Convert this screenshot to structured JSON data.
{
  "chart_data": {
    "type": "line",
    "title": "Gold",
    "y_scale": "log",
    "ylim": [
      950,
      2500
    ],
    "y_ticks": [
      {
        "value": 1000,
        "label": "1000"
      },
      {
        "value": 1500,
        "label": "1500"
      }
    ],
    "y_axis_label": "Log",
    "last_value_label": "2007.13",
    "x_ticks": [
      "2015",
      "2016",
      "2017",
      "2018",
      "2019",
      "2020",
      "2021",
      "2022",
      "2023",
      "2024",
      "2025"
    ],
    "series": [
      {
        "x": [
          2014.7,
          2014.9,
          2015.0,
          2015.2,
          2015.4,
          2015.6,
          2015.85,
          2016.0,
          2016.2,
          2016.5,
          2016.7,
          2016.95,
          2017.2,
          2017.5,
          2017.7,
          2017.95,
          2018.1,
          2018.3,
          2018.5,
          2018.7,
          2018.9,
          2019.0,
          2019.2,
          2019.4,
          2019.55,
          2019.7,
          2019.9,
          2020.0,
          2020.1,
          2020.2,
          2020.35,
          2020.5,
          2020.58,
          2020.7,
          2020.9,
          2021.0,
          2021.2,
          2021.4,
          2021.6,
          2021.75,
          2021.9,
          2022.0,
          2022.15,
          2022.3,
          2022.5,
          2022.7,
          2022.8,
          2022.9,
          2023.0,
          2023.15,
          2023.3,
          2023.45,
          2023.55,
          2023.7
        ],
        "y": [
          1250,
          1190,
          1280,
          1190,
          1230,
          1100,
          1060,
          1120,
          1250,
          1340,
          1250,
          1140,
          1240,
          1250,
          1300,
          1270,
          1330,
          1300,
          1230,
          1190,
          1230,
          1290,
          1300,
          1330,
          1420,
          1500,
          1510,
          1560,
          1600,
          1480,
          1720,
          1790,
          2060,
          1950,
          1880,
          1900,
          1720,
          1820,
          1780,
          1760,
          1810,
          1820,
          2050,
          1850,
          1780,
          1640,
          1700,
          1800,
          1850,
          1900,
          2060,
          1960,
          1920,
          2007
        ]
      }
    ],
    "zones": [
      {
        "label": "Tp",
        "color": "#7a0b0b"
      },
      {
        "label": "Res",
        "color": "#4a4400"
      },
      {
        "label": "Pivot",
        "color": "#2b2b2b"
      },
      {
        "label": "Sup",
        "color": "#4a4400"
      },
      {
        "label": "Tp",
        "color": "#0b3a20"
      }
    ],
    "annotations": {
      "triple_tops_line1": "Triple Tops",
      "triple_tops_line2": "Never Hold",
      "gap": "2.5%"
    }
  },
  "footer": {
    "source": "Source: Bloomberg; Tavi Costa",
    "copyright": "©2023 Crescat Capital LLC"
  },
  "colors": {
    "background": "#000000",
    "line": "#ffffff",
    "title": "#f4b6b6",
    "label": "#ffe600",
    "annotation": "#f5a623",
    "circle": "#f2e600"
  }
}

^^^^^^^^^^^^^^^^

### WHAT IS NEEDED
Emit the records above again, exactly, with no line skipped.

### RESULT
Convert this screenshot to structured JSON data.
{
  "chart_data": {
    "type": "line",
    "title": "Gold",
    "y_scale": "log",
    "ylim": [
      950,
      2500
    ],
    "y_ticks": [
      {
        "value": 1000,
        "label": "1000"
      },
      {
        "value": 1500,
        "label": "1500"
      }
    ],
    "y_axis_label": "Log",
    "last_value_label": "2007.13",
    "x_ticks": [
      "2015",
      "2016",
      "2017",
      "2018",
      "2019",
      "2020",
      "2021",
      "2022",
      "2023",
      "2024",
      "2025"
    ],
    "series": [
      {
        "x": [
          2014.7,
          2014.9,
          2015.0,
          2015.2,
          2015.4,
          2015.6,
          2015.85,
          2016.0,
          2016.2,
          2016.5,
          2016.7,
          2016.95,
          2017.2,
          2017.5,
          2017.7,
          2017.95,
          2018.1,
          2018.3,
          2018.5,
          2018.7,
          2018.9,
          2019.0,
          2019.2,
          2019.4,
          2019.55,
          2019.7,
          2019.9,
          2020.0,
          2020.1,
          2020.2,
          2020.35,
          2020.5,
          2020.58,
          2020.7,
          2020.9,
          2021.0,
          2021.2,
          2021.4,
          2021.6,
          2021.75,
          2021.9,
          2022.0,
          2022.15,
          2022.3,
          2022.5,
          2022.7,
          2022.8,
          2022.9,
          2023.0,
          2023.15,
          2023.3,
          2023.45,
          2023.55,
          2023.7
        ],
        "y": [
          1250,
          1190,
          1280,
          1190,
          1230,
          1100,
          1060,
          1120,
          1250,
          1340,
          1250,
          1140,
          1240,
          1250,
          1300,
          1270,
          1330,
          1300,
          1230,
          1190,
          1230,
          1290,
          1300,
          1330,
          1420,
          1500,
          1510,
          1560,
          1600,
          1480,
          1720,
          1790,
          2060,
          1950,
          1880,
          1900,
          1720,
          1820,
          1780,
          1760,
          1810,
          1820,
          2050,
          1850,
          1780,
          1640,
          1700,
          1800,
          1850,
          1900,
          2060,
          1960,
          1920,
          2007
        ]
      }
    ],
    "zones": [
      {
        "label": "Tp",
        "color": "#7a0b0b"
      },
      {
        "label": "Res",
        "color": "#4a4400"
      },
      {
        "label": "Pivot",
        "color": "#2b2b2b"
      },
      {
        "label": "Sup",
        "color": "#4a4400"
      },
      {
        "label": "Tp",
        "color": "#0b3a20"
      }
    ],
    "annotations": {
      "triple_tops_line1": "Triple Tops",
      "triple_tops_line2": "Never Hold",
      "gap": "2.5%"
    }
  },
  "footer": {
    "source": "Source: Bloomberg; Tavi Costa",
    "copyright": "©2023 Crescat Capital LLC"
  },
  "colors": {
    "background": "#000000",
    "line": "#ffffff",
    "title": "#f4b6b6",
    "label": "#ffe600",
    "annotation": "#f5a623",
    "circle": "#f2e600"
  }
}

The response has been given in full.